* What to work on *
Below are the records; pull every line that includes "title".

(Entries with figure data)
--- --- ---

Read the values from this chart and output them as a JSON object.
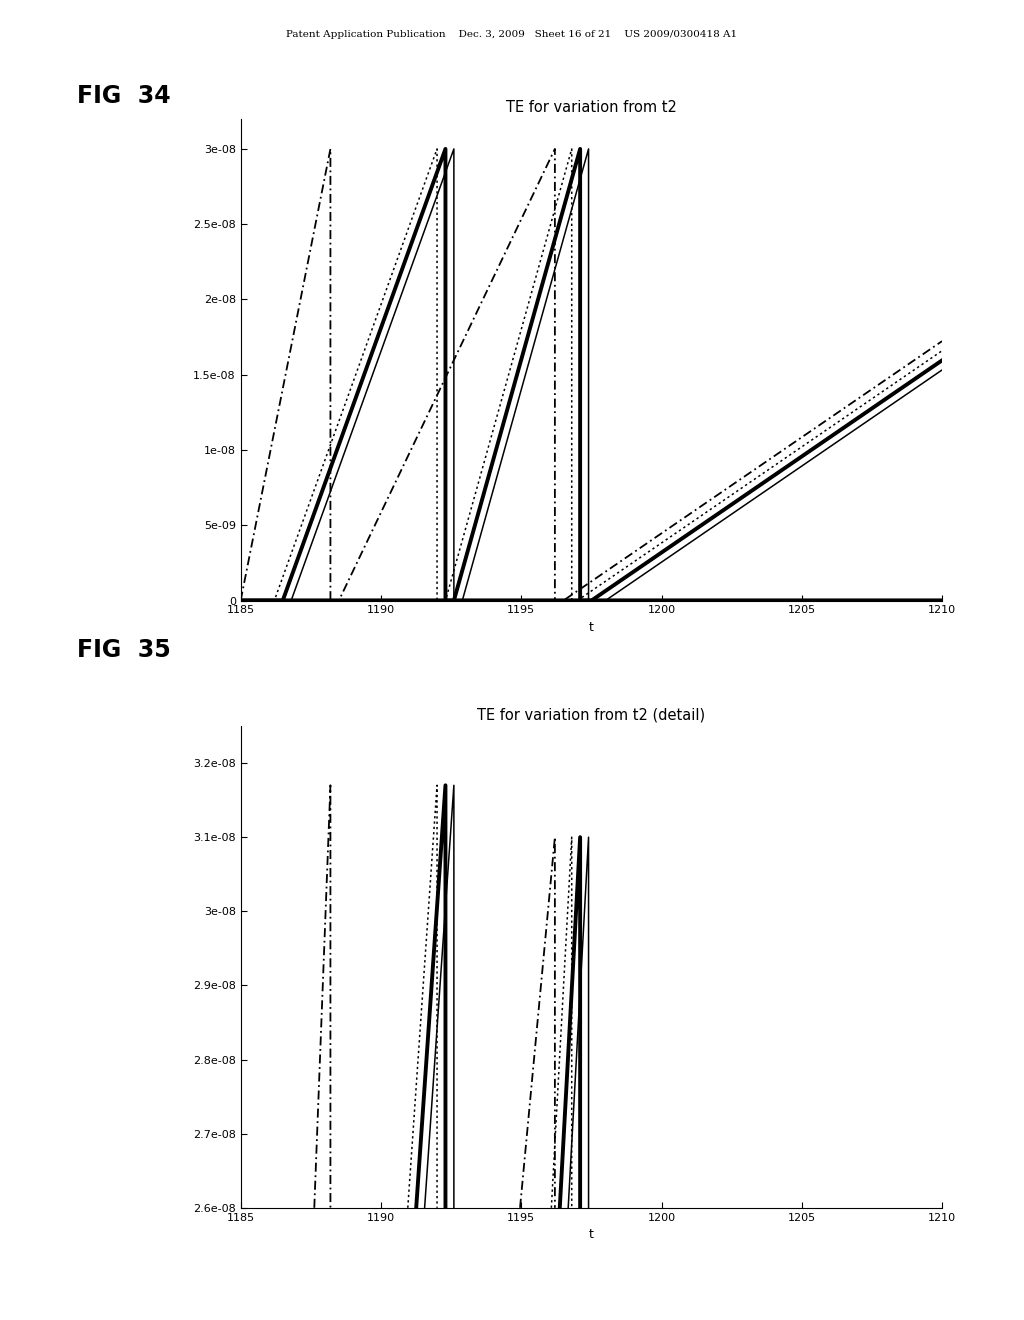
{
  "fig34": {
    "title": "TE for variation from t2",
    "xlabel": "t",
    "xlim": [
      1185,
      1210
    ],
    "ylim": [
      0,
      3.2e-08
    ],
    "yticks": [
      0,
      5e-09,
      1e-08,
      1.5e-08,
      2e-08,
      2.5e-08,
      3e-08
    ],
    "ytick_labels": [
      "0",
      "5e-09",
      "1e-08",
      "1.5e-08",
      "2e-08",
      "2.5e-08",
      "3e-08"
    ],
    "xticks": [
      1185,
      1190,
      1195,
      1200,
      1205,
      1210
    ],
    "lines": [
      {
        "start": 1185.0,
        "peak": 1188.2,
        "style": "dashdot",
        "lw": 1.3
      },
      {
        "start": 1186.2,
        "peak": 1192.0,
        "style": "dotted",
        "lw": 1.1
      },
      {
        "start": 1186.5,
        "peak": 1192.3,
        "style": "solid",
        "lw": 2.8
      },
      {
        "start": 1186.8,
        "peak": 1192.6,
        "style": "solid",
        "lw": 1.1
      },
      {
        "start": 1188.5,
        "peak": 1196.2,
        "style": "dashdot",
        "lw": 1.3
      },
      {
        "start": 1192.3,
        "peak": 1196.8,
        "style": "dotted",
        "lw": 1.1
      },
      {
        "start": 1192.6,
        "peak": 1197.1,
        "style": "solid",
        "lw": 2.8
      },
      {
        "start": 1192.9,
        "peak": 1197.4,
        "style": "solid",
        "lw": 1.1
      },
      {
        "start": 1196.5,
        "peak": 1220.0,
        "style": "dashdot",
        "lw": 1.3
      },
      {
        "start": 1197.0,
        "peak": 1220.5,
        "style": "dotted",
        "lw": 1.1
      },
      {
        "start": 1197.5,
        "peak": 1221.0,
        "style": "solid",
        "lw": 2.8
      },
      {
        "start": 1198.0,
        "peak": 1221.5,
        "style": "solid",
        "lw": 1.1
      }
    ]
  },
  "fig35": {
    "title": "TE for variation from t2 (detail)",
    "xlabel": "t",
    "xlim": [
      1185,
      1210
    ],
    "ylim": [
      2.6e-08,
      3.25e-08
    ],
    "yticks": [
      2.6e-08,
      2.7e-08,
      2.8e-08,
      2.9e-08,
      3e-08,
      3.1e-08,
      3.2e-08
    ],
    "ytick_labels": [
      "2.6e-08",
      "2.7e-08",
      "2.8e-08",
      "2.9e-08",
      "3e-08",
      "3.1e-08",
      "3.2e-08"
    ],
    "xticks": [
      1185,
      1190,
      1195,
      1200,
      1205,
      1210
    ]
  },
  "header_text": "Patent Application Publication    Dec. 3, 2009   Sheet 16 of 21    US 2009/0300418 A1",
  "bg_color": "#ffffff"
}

--- --- ---

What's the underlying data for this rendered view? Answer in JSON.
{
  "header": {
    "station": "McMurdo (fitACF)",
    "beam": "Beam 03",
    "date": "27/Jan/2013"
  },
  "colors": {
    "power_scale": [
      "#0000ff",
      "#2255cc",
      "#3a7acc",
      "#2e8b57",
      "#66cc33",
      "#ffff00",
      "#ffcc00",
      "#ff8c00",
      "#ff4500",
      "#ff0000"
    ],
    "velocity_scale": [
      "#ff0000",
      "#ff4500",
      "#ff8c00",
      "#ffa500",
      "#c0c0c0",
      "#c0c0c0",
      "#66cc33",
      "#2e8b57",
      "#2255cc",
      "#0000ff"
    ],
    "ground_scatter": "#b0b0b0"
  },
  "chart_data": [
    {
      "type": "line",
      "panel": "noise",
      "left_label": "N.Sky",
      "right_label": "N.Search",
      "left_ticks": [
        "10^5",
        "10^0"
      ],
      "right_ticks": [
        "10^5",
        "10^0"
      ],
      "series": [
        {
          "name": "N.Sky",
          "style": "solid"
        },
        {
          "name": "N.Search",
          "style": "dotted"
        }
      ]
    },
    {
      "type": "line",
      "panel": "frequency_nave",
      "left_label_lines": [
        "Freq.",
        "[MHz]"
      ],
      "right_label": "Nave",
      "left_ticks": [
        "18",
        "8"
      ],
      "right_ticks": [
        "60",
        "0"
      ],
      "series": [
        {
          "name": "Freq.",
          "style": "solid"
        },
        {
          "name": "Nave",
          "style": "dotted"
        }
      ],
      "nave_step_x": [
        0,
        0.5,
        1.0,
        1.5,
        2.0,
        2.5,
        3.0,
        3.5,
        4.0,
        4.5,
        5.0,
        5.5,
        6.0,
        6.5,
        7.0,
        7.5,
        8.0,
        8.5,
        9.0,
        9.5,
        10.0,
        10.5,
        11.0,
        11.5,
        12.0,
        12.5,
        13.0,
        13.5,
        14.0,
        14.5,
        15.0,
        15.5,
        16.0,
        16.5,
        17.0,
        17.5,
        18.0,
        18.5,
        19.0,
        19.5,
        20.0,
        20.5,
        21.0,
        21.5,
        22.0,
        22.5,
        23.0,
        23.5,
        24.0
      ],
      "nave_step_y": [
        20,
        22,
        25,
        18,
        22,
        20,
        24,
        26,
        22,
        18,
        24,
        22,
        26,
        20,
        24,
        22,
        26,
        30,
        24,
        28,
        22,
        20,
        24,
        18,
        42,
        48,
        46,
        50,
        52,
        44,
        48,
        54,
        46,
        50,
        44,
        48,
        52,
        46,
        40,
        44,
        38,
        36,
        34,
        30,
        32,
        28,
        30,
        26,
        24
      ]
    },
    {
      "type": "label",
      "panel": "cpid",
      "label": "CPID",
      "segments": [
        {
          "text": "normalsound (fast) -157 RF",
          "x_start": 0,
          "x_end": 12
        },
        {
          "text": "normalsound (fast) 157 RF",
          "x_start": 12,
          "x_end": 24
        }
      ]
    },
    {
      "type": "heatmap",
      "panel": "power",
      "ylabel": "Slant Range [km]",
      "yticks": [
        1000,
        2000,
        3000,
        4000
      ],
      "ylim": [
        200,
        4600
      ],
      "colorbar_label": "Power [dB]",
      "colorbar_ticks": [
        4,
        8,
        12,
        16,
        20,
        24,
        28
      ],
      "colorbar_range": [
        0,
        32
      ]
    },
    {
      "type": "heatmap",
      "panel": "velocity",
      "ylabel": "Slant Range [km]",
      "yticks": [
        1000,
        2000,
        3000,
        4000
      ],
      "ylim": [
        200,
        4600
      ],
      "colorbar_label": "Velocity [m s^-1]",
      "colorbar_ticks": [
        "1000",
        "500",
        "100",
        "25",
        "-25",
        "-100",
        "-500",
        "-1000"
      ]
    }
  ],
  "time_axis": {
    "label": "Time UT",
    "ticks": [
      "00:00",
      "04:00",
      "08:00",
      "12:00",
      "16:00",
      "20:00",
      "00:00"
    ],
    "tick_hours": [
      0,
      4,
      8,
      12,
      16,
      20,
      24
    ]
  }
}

--- --- ---

* Solution to the problem *
    "title": "TE for variation from t2",
    "title": "TE for variation from t2 (detail)",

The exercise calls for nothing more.